> Given instruction:
Output each line exactly as it appears, skipping any embedded picture.

(Rows from a dataset)
◇ ◇ ◇ ◇ ◇

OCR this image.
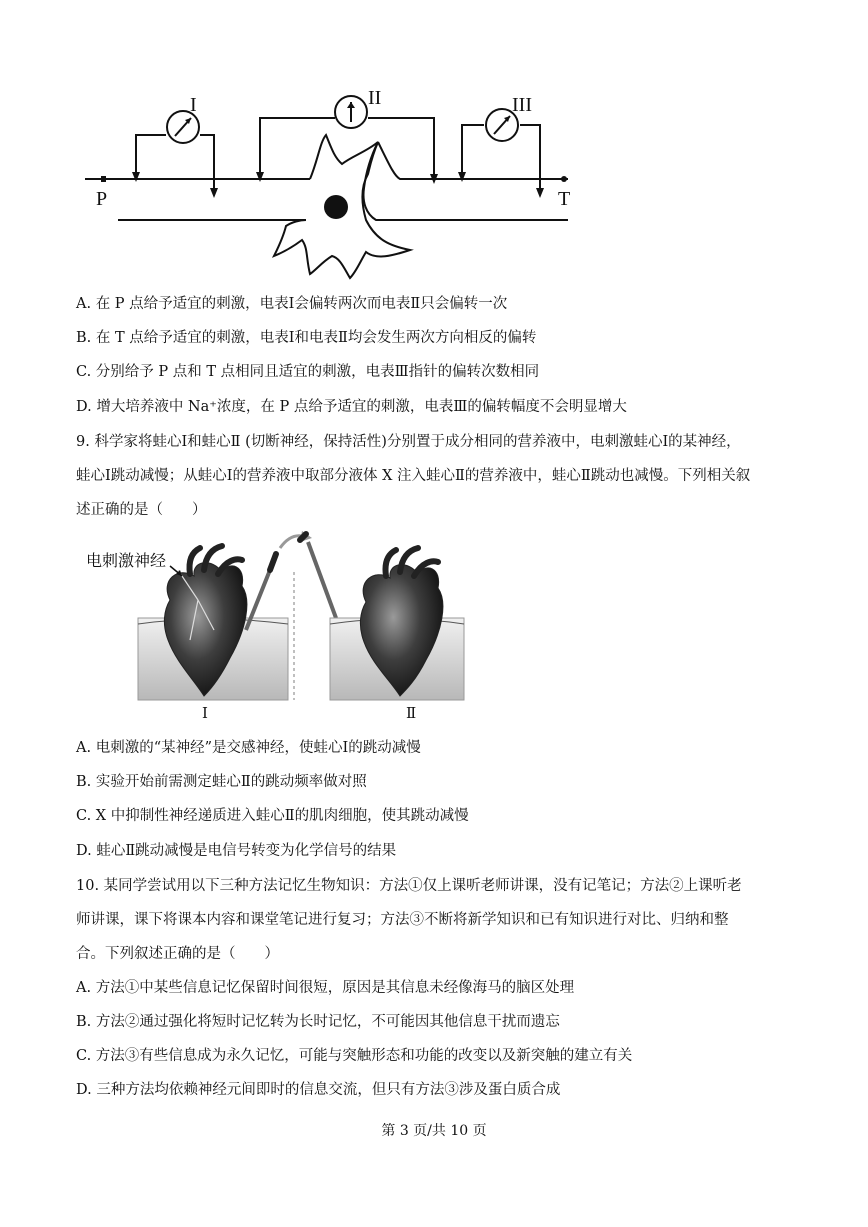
I	II	III
P	T
A. 在 P 点给予适宜的刺激，电表Ⅰ会偏转两次而电表Ⅱ只会偏转一次
B. 在 T 点给予适宜的刺激，电表Ⅰ和电表Ⅱ均会发生两次方向相反的偏转
C. 分别给予 P 点和 T 点相同且适宜的刺激，电表Ⅲ指针的偏转次数相同
D. 增大培养液中 Na⁺浓度，在 P 点给予适宜的刺激，电表Ⅲ的偏转幅度不会明显增大
9. 科学家将蛙心Ⅰ和蛙心Ⅱ (切断神经，保持活性)分别置于成分相同的营养液中，电刺激蛙心Ⅰ的某神经，
蛙心Ⅰ跳动减慢；从蛙心Ⅰ的营养液中取部分液体 X 注入蛙心Ⅱ的营养液中，蛙心Ⅱ跳动也减慢。下列相关叙
述正确的是（　　）
电刺激神经
Ⅰ	Ⅱ
A. 电刺激的“某神经”是交感神经，使蛙心Ⅰ的跳动减慢
B. 实验开始前需测定蛙心Ⅱ的跳动频率做对照
C. X 中抑制性神经递质进入蛙心Ⅱ的肌肉细胞，使其跳动减慢
D. 蛙心Ⅱ跳动减慢是电信号转变为化学信号的结果
10. 某同学尝试用以下三种方法记忆生物知识：方法①仅上课听老师讲课，没有记笔记；方法②上课听老
师讲课，课下将课本内容和课堂笔记进行复习；方法③不断将新学知识和已有知识进行对比、归纳和整
合。下列叙述正确的是（　　）
A. 方法①中某些信息记忆保留时间很短，原因是其信息未经像海马的脑区处理
B. 方法②通过强化将短时记忆转为长时记忆，不可能因其他信息干扰而遗忘
C. 方法③有些信息成为永久记忆，可能与突触形态和功能的改变以及新突触的建立有关
D. 三种方法均依赖神经元间即时的信息交流，但只有方法③涉及蛋白质合成
第 3 页/共 10 页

◇ ◇ ◇ ◇ ◇

> Exercise response:
OCR this image.
I	II	III
P	T
A. 在 P 点给予适宜的刺激，电表Ⅰ会偏转两次而电表Ⅱ只会偏转一次
B. 在 T 点给予适宜的刺激，电表Ⅰ和电表Ⅱ均会发生两次方向相反的偏转
C. 分别给予 P 点和 T 点相同且适宜的刺激，电表Ⅲ指针的偏转次数相同
D. 增大培养液中 Na⁺浓度，在 P 点给予适宜的刺激，电表Ⅲ的偏转幅度不会明显增大
9. 科学家将蛙心Ⅰ和蛙心Ⅱ (切断神经，保持活性)分别置于成分相同的营养液中，电刺激蛙心Ⅰ的某神经，
蛙心Ⅰ跳动减慢；从蛙心Ⅰ的营养液中取部分液体 X 注入蛙心Ⅱ的营养液中，蛙心Ⅱ跳动也减慢。下列相关叙
述正确的是（　　）
电刺激神经
Ⅰ	Ⅱ
A. 电刺激的“某神经”是交感神经，使蛙心Ⅰ的跳动减慢
B. 实验开始前需测定蛙心Ⅱ的跳动频率做对照
C. X 中抑制性神经递质进入蛙心Ⅱ的肌肉细胞，使其跳动减慢
D. 蛙心Ⅱ跳动减慢是电信号转变为化学信号的结果
10. 某同学尝试用以下三种方法记忆生物知识：方法①仅上课听老师讲课，没有记笔记；方法②上课听老
师讲课，课下将课本内容和课堂笔记进行复习；方法③不断将新学知识和已有知识进行对比、归纳和整
合。下列叙述正确的是（　　）
A. 方法①中某些信息记忆保留时间很短，原因是其信息未经像海马的脑区处理
B. 方法②通过强化将短时记忆转为长时记忆，不可能因其他信息干扰而遗忘
C. 方法③有些信息成为永久记忆，可能与突触形态和功能的改变以及新突触的建立有关
D. 三种方法均依赖神经元间即时的信息交流，但只有方法③涉及蛋白质合成
第 3 页/共 10 页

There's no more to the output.